— Start of Task data —

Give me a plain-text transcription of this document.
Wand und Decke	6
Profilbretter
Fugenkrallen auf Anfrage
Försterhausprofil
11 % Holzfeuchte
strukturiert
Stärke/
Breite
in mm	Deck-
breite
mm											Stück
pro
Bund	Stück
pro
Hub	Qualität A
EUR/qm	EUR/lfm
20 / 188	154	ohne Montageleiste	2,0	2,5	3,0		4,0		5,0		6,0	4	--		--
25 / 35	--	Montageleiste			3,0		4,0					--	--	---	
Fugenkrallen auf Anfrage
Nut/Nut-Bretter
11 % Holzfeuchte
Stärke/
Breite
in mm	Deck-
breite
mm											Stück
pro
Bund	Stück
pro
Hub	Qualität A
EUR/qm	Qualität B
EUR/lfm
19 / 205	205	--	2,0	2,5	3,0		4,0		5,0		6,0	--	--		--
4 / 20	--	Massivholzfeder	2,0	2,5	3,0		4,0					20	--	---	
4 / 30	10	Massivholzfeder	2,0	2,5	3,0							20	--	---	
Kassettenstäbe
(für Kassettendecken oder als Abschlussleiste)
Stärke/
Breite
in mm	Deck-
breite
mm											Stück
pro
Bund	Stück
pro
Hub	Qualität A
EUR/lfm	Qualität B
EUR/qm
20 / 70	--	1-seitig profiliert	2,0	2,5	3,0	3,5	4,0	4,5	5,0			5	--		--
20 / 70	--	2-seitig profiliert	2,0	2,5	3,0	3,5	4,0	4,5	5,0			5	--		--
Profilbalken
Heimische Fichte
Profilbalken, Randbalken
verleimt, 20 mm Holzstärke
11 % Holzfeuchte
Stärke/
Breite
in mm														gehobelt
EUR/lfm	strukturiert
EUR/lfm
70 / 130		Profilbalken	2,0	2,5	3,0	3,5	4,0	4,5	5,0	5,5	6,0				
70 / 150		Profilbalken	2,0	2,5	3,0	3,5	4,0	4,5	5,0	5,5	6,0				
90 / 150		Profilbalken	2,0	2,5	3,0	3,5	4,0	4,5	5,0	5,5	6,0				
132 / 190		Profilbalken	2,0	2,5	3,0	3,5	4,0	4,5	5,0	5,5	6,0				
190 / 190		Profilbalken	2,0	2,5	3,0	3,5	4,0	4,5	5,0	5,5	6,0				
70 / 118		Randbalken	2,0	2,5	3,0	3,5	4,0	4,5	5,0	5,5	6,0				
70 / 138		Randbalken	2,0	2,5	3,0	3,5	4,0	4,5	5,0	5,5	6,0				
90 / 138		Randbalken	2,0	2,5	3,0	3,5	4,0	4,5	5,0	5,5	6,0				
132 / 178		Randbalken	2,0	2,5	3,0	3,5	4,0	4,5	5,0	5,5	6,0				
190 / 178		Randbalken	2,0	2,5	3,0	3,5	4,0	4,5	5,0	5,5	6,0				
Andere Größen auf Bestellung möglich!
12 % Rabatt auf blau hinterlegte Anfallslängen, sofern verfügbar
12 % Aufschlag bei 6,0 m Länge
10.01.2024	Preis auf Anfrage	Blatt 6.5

— End of Task data —

» **Task brief**
Take the entries and copy them out exactly.

» **Exercise response**
Give me a plain-text transcription of this document.
Wand und Decke	6
Profilbretter
Fugenkrallen auf Anfrage
Försterhausprofil
11 % Holzfeuchte
strukturiert
Stärke/
Breite
in mm	Deck-
breite
mm											Stück
pro
Bund	Stück
pro
Hub	Qualität A
EUR/qm	EUR/lfm
20 / 188	154	ohne Montageleiste	2,0	2,5	3,0		4,0		5,0		6,0	4	--		--
25 / 35	--	Montageleiste			3,0		4,0					--	--	---	
Fugenkrallen auf Anfrage
Nut/Nut-Bretter
11 % Holzfeuchte
Stärke/
Breite
in mm	Deck-
breite
mm											Stück
pro
Bund	Stück
pro
Hub	Qualität A
EUR/qm	Qualität B
EUR/lfm
19 / 205	205	--	2,0	2,5	3,0		4,0		5,0		6,0	--	--		--
4 / 20	--	Massivholzfeder	2,0	2,5	3,0		4,0					20	--	---	
4 / 30	10	Massivholzfeder	2,0	2,5	3,0							20	--	---	
Kassettenstäbe
(für Kassettendecken oder als Abschlussleiste)
Stärke/
Breite
in mm	Deck-
breite
mm											Stück
pro
Bund	Stück
pro
Hub	Qualität A
EUR/lfm	Qualität B
EUR/qm
20 / 70	--	1-seitig profiliert	2,0	2,5	3,0	3,5	4,0	4,5	5,0			5	--		--
20 / 70	--	2-seitig profiliert	2,0	2,5	3,0	3,5	4,0	4,5	5,0			5	--		--
Profilbalken
Heimische Fichte
Profilbalken, Randbalken
verleimt, 20 mm Holzstärke
11 % Holzfeuchte
Stärke/
Breite
in mm														gehobelt
EUR/lfm	strukturiert
EUR/lfm
70 / 130		Profilbalken	2,0	2,5	3,0	3,5	4,0	4,5	5,0	5,5	6,0				
70 / 150		Profilbalken	2,0	2,5	3,0	3,5	4,0	4,5	5,0	5,5	6,0				
90 / 150		Profilbalken	2,0	2,5	3,0	3,5	4,0	4,5	5,0	5,5	6,0				
132 / 190		Profilbalken	2,0	2,5	3,0	3,5	4,0	4,5	5,0	5,5	6,0				
190 / 190		Profilbalken	2,0	2,5	3,0	3,5	4,0	4,5	5,0	5,5	6,0				
70 / 118		Randbalken	2,0	2,5	3,0	3,5	4,0	4,5	5,0	5,5	6,0				
70 / 138		Randbalken	2,0	2,5	3,0	3,5	4,0	4,5	5,0	5,5	6,0				
90 / 138		Randbalken	2,0	2,5	3,0	3,5	4,0	4,5	5,0	5,5	6,0				
132 / 178		Randbalken	2,0	2,5	3,0	3,5	4,0	4,5	5,0	5,5	6,0				
190 / 178		Randbalken	2,0	2,5	3,0	3,5	4,0	4,5	5,0	5,5	6,0				
Andere Größen auf Bestellung möglich!
12 % Rabatt auf blau hinterlegte Anfallslängen, sofern verfügbar
12 % Aufschlag bei 6,0 m Länge
10.01.2024	Preis auf Anfrage	Blatt 6.5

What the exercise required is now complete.